// Copyright (c) Microsoft Corporation.
// Licensed under the MIT License.

//! Shared raw-allocation helpers used by `LocalChunk::allocate` and
//! `SharedChunk::allocate`. Both build a `header + payload_size` byte
//! allocation aligned for the chunk header, then write fields through a
//! freshly-constructed fat DST pointer.

use core::alloc::Layout;
use core::ptr::NonNull;

use allocator_api2::alloc::{AllocError, Allocator};

/// Computes the canonical `Layout` for a chunk allocation, the single
/// source of truth shared by every `allocate`/`destroy` pair so the two
/// can never disagree (a mismatched `deallocate` layout is UB).
///
/// Two *distinct* alignments are at play and must not be conflated:
///
/// * `value_align` — the chunk type's own alignment (`align_of::<Self>()`,
///   ignoring the `[UnsafeCell<u8>]` tail which is align-1). Rust rounds
///   the size of any value up to a multiple of its alignment, so a
///   reference built from the fat pointer covers `round_up(total,
///   value_align)` bytes. The allocation's **size** is rounded up to this
///   so the reference's footprint matches the allocation exactly (a
///   shortfall is UB, caught by Miri; an excess silently over-allocates).
///
/// * `base_align` — the alignment of the allocation's **base address**,
///   which may be far larger than `value_align` (e.g. `CHUNK_ALIGN` =
///   64 KiB for shared chunks, so the chunk header is recoverable by
///   masking the low bits of any interior pointer). This governs only the
///   `Layout` alignment; the **size is never rounded up to it**, otherwise
///   every shared chunk would inflate to a full `CHUNK_ALIGN`.
///
/// `base_align >= value_align` and both must be powers of two.
#[allow(
    clippy::map_err_ignore,
    reason = "LayoutError carries no payload; only the AllocError variant matters"
)]
#[inline]
pub(crate) fn chunk_layout(header_size: usize, payload_size: usize, value_align: usize, base_align: usize) -> Result<Layout, AllocError> {
    debug_assert!(value_align.is_power_of_two(), "value_align must be a power of two");
    debug_assert!(base_align.is_power_of_two(), "base_align must be a power of two");
    debug_assert!(base_align >= value_align, "base_align must be >= value_align");
    // Round the *size* up to the value alignment (not the base alignment).
    let rounded = chunk_alloc_size(header_size, payload_size, value_align)?;
    Layout::from_size_align(rounded, base_align).map_err(|_| AllocError)

Task requirements -
[1] Output the rows of the gathered data below, copied line for line, from the first row up to and including the row that contains "428, 657, 434]".
[2] Finish out the next part of the Rust chunk-allocation helper code, picking up from the line where it stops.

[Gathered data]
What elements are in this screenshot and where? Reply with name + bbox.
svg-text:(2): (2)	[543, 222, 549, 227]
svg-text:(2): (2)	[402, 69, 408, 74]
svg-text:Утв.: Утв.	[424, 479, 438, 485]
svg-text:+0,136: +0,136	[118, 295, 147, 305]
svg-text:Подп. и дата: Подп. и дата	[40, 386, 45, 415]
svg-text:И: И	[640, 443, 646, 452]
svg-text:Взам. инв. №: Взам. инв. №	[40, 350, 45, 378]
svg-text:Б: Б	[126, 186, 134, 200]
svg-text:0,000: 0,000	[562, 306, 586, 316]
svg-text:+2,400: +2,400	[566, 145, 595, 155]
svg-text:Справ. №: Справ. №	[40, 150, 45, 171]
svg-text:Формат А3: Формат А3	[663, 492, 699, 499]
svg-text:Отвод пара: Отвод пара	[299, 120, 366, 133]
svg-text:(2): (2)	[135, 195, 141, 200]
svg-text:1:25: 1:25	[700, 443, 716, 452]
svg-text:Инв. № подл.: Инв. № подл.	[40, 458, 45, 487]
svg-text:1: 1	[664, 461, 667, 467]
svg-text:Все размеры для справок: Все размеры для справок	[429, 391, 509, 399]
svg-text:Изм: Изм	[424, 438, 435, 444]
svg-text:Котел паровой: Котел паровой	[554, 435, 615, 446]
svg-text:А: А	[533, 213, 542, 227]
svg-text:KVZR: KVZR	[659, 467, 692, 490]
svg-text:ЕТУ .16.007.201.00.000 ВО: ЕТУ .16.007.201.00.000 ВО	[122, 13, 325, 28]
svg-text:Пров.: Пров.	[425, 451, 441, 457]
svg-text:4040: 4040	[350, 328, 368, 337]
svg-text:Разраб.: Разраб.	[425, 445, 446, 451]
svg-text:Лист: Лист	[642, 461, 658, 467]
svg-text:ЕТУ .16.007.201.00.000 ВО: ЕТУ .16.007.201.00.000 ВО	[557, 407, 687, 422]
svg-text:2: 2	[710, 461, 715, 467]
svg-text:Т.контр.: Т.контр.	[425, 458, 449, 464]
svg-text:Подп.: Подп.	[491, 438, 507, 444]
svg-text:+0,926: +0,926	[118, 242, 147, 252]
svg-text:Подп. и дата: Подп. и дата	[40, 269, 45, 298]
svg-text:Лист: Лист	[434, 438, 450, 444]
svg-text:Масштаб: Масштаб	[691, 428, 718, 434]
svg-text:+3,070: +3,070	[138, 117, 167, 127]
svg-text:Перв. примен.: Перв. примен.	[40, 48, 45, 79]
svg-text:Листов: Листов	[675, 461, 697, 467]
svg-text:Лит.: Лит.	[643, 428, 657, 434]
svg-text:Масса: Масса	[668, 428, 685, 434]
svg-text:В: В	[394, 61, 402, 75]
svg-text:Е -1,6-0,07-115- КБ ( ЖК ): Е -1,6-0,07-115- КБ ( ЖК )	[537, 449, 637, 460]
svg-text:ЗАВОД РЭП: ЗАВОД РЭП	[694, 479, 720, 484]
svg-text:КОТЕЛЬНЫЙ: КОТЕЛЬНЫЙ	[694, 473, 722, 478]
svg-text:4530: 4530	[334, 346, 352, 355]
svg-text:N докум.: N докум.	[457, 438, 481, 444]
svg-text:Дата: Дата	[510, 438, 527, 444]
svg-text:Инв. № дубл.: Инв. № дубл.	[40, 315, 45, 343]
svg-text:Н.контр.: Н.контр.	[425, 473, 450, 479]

Exercise answers -
[1]
What elements are in this screenshot and where? Reply with name + bbox.
svg-text:(2): (2)	[543, 222, 549, 227]
svg-text:(2): (2)	[402, 69, 408, 74]
svg-text:Утв.: Утв.	[424, 479, 438, 485]
svg-text:+0,136: +0,136	[118, 295, 147, 305]
svg-text:Подп. и дата: Подп. и дата	[40, 386, 45, 415]
svg-text:И: И	[640, 443, 646, 452]
svg-text:Взам. инв. №: Взам. инв. №	[40, 350, 45, 378]
svg-text:Б: Б	[126, 186, 134, 200]
svg-text:0,000: 0,000	[562, 306, 586, 316]
svg-text:+2,400: +2,400	[566, 145, 595, 155]
svg-text:Справ. №: Справ. №	[40, 150, 45, 171]
svg-text:Формат А3: Формат А3	[663, 492, 699, 499]
svg-text:Отвод пара: Отвод пара	[299, 120, 366, 133]
svg-text:(2): (2)	[135, 195, 141, 200]
svg-text:1:25: 1:25	[700, 443, 716, 452]
svg-text:Инв. № подл.: Инв. № подл.	[40, 458, 45, 487]
svg-text:1: 1	[664, 461, 667, 467]
svg-text:Все размеры для справок: Все размеры для справок	[429, 391, 509, 399]
svg-text:Изм: Изм	[424, 438, 435, 444]
svg-text:Котел паровой: Котел паровой	[554, 435, 615, 446]
svg-text:А: А	[533, 213, 542, 227]
svg-text:KVZR: KVZR	[659, 467, 692, 490]
svg-text:ЕТУ .16.007.201.00.000 ВО: ЕТУ .16.007.201.00.000 ВО	[122, 13, 325, 28]
svg-text:Пров.: Пров.	[425, 451, 441, 457]
svg-text:4040: 4040	[350, 328, 368, 337]
svg-text:Разраб.: Разраб.	[425, 445, 446, 451]
svg-text:Лист: Лист	[642, 461, 658, 467]
svg-text:ЕТУ .16.007.201.00.000 ВО: ЕТУ .16.007.201.00.000 ВО	[557, 407, 687, 422]
svg-text:2: 2	[710, 461, 715, 467]
svg-text:Т.контр.: Т.контр.	[425, 458, 449, 464]
svg-text:Подп.: Подп.	[491, 438, 507, 444]
svg-text:+0,926: +0,926	[118, 242, 147, 252]
svg-text:Подп. и дата: Подп. и дата	[40, 269, 45, 298]
svg-text:Лист: Лист	[434, 438, 450, 444]
svg-text:Масштаб: Масштаб	[691, 428, 718, 434]
svg-text:+3,070: +3,070	[138, 117, 167, 127]
svg-text:Перв. примен.: Перв. примен.	[40, 48, 45, 79]
svg-text:Листов: Листов	[675, 461, 697, 467]
svg-text:Лит.: Лит.	[643, 428, 657, 434]

[2]
}

/// The exact byte footprint of a chunk allocation — the rounded
/// `Layout::size()` that [`chunk_layout`] produces. This is the single
/// source of truth for both the allocation `Layout` and the provider's
/// byte-budget accounting, so the two can never disagree (accounting that
/// used the unrounded `header_size + payload_size` would under-report the
/// real allocator footprint when `header_size + payload_size` is not a
/// multiple of `value_align`, e.g. for oversized chunks).
#[inline]
pub(crate) fn chunk_alloc_size(header_size: usize, payload_size: usize, value_align: usize) -> Result<usize, AllocError> {
    debug_assert!(value_align.is_power_of_two(), "value_align must be a power of two");
    let total = header_size.checked_add(payload_size).ok_or(AllocError)?;
    let mask = value_align - 1;
    Ok(total.checked_add(mask).ok_or(AllocError)? & !mask)
}

/// Allocate a `header + payload_size` byte allocation whose base address
/// is `base_align`-aligned and whose size is rounded up to `value_align`
/// (see [`chunk_layout`]).
///
/// Returns `(raw_u8_ptr, layout)` on success. The pointer carries
/// provenance over the full allocation and is suitable as the data field
/// of a slice-DST fat pointer with metadata `payload_size`. The layout is
/// the exact one passed to `allocator.allocate`, suitable for a matching
/// `deallocate` call (reproduced by [`chunk_layout`] at destroy time).
///
/// On size-overflow or end-of-address-space overflow, the allocation is
/// freed and `AllocError` is returned.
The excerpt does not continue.